(Data entries)
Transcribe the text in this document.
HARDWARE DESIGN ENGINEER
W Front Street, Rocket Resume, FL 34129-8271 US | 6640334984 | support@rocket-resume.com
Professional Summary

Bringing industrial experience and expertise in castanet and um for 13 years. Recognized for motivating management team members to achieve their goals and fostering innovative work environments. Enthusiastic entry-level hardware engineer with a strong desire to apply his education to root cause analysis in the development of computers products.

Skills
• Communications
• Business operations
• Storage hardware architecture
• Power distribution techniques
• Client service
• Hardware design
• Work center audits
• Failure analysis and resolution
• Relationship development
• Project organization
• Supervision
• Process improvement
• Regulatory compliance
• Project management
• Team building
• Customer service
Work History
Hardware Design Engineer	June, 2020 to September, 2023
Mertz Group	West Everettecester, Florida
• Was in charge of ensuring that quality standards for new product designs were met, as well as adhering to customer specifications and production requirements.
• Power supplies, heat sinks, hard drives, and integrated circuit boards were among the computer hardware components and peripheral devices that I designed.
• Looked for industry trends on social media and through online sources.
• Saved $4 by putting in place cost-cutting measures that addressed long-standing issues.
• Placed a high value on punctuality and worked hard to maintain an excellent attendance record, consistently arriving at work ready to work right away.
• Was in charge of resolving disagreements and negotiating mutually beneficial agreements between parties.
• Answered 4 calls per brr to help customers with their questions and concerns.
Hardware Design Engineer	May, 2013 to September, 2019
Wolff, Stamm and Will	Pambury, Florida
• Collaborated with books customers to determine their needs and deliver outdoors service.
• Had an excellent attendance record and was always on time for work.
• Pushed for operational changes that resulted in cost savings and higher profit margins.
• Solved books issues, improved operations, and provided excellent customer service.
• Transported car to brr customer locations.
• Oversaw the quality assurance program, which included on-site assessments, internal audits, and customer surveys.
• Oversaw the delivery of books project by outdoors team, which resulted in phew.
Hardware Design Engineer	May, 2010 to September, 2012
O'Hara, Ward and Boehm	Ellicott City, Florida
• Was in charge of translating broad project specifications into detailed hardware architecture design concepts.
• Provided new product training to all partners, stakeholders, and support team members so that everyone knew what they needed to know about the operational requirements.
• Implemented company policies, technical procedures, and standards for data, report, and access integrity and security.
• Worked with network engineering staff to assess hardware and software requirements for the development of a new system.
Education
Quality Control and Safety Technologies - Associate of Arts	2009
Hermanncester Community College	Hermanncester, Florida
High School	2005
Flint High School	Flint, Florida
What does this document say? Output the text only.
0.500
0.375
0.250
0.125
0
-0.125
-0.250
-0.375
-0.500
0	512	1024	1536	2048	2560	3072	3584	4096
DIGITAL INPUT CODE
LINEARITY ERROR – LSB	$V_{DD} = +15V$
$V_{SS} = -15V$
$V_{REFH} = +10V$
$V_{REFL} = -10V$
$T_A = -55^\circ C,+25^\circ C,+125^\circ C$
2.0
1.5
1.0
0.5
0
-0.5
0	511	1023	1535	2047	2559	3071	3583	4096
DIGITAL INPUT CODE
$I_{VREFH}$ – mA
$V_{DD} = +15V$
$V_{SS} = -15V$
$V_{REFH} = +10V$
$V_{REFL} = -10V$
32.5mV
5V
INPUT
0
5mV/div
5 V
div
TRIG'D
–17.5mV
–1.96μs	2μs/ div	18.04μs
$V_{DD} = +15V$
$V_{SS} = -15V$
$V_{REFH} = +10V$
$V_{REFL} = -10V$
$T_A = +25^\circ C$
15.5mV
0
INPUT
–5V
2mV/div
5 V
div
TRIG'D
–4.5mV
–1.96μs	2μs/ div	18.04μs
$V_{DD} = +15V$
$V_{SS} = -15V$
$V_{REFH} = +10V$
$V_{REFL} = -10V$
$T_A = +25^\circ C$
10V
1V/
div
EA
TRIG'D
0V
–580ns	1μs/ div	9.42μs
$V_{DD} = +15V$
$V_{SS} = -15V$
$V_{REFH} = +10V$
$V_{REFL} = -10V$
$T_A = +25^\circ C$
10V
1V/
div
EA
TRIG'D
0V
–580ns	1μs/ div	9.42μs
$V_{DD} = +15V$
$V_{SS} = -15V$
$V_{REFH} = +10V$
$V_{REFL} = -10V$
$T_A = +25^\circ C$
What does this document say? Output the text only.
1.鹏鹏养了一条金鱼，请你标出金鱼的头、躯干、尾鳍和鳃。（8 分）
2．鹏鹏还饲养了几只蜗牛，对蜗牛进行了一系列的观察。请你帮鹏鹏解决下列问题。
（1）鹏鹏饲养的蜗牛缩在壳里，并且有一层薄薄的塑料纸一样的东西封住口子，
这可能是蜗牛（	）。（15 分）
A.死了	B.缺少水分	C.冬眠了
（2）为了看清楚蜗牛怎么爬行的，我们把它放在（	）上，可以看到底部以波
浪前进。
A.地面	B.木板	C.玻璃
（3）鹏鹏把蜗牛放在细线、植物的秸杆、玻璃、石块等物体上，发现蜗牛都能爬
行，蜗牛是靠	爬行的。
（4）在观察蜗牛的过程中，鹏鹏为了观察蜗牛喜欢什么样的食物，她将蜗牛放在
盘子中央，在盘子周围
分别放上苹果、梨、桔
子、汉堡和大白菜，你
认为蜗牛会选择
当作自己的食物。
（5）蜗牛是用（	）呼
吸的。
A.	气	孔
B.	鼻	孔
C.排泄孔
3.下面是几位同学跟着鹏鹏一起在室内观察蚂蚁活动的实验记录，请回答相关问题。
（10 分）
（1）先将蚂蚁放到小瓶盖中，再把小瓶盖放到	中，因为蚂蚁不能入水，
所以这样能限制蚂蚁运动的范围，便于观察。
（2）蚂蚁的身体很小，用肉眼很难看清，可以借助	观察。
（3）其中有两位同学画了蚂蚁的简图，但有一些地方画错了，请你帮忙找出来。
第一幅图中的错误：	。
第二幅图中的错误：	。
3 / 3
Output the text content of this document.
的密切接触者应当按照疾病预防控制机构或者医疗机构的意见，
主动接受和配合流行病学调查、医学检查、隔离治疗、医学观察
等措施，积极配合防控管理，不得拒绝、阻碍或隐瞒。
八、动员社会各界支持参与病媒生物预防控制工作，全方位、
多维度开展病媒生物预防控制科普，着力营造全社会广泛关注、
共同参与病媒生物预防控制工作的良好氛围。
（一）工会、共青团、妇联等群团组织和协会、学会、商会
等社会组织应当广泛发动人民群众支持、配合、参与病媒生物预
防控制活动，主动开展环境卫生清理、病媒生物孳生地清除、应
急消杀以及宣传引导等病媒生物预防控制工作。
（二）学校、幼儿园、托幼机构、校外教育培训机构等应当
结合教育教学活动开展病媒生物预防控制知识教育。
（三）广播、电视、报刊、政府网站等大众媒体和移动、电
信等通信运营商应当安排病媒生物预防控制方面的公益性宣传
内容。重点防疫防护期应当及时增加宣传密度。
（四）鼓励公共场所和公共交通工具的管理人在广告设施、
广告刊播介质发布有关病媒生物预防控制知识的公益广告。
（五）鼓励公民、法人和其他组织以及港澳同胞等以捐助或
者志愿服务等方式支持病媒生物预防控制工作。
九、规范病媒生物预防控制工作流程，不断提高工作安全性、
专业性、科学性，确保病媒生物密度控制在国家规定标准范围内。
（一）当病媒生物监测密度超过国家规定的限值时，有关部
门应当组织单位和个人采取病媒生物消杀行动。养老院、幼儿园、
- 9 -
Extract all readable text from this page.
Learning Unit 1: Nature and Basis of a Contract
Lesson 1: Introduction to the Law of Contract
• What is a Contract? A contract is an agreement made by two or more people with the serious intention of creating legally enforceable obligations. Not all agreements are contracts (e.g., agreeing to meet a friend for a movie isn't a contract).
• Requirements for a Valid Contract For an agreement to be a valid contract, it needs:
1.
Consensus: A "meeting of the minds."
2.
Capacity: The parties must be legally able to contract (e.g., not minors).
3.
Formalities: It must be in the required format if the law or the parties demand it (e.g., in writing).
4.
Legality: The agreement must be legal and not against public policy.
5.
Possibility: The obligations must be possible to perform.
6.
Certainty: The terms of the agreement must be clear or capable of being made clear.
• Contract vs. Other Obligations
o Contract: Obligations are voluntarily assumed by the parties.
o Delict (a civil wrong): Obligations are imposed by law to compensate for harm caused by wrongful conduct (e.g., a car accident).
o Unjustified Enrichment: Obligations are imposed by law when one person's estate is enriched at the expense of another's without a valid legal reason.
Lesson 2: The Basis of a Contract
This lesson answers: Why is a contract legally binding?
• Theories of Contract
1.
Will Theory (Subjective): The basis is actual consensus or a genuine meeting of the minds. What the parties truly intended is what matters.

(INSTRUCTION) Copy all lines from the entries that contain the word "standards".

(SOLVED EXERCISE)
• Was in charge of ensuring that quality standards for new product designs were met, as well as adhering to customer specifications and production requirements.
• Implemented company policies, technical procedures, and standards for data, report, and access integrity and security.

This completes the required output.